The task: Only a number is wanted: how many lines of the entries include the string "depending"?

** Begin Task inputs **

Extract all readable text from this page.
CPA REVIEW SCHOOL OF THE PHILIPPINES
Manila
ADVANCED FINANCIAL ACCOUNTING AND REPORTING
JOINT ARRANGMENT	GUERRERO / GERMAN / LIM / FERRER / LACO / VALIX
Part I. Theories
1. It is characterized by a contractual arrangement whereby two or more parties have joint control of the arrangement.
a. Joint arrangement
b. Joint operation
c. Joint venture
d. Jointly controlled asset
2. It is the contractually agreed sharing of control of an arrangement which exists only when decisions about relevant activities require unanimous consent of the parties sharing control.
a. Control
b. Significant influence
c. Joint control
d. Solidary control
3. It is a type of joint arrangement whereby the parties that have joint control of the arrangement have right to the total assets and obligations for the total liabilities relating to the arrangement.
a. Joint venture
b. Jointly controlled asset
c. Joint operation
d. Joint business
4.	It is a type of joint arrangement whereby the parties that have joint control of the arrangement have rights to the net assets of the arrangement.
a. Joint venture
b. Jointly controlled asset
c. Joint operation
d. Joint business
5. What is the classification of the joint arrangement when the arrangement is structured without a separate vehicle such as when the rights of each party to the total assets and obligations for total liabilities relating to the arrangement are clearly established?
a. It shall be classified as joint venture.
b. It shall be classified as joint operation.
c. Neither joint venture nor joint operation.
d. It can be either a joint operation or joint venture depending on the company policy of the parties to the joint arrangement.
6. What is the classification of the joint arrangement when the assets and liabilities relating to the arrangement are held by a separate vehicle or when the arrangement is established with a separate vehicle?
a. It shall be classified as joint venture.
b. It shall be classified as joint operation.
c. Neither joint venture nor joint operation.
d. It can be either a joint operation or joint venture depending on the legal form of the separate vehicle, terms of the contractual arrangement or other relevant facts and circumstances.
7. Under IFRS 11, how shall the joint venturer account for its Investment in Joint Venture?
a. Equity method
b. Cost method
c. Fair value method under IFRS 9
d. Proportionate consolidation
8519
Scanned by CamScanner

** End Task inputs **

Exercise result: 2